Gather all lines with "Standard" from the records.

(Figure contents as structured data)
---
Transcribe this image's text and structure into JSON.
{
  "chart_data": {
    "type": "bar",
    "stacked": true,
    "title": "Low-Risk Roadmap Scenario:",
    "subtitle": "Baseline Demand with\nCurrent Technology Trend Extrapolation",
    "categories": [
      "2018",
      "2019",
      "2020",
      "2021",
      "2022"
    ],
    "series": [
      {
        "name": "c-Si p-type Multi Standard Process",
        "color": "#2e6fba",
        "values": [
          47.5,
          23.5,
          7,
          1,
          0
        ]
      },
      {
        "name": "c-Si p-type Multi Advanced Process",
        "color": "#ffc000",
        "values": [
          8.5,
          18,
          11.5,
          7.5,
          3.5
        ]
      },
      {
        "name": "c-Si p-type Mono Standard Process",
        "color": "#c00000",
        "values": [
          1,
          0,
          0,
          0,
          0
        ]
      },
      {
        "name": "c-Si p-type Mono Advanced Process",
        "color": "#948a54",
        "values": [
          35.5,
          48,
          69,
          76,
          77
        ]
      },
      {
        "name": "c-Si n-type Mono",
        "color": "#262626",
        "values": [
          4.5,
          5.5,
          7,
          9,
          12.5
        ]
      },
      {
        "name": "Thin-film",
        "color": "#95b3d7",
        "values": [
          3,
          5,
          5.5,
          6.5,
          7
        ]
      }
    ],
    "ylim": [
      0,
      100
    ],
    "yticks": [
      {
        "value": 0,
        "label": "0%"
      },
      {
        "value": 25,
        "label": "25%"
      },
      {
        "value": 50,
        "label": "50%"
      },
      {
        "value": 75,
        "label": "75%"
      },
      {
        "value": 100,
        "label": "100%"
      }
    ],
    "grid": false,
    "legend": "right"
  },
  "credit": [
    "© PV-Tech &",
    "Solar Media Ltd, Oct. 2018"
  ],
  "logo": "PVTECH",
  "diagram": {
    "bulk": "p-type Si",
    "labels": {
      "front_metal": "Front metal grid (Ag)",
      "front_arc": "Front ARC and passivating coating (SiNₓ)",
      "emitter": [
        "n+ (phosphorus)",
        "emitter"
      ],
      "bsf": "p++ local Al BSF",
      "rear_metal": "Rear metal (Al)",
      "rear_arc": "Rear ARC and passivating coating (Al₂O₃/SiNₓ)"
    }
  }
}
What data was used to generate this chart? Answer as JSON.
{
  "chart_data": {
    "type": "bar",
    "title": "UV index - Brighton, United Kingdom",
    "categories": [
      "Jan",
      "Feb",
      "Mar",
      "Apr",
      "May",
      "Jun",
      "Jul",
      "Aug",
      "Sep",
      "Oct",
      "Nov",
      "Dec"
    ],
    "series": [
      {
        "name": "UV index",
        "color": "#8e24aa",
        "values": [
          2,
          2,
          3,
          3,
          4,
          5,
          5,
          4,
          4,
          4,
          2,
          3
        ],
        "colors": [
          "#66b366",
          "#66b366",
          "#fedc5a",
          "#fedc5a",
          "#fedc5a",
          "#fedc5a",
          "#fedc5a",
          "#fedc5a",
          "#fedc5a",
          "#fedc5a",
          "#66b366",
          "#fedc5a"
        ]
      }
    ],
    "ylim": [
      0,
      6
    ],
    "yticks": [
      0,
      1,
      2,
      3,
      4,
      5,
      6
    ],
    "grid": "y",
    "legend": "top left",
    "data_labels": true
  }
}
---
● Response to this task:
        "name": "c-Si p-type Multi Standard Process",
        "name": "c-Si p-type Mono Standard Process",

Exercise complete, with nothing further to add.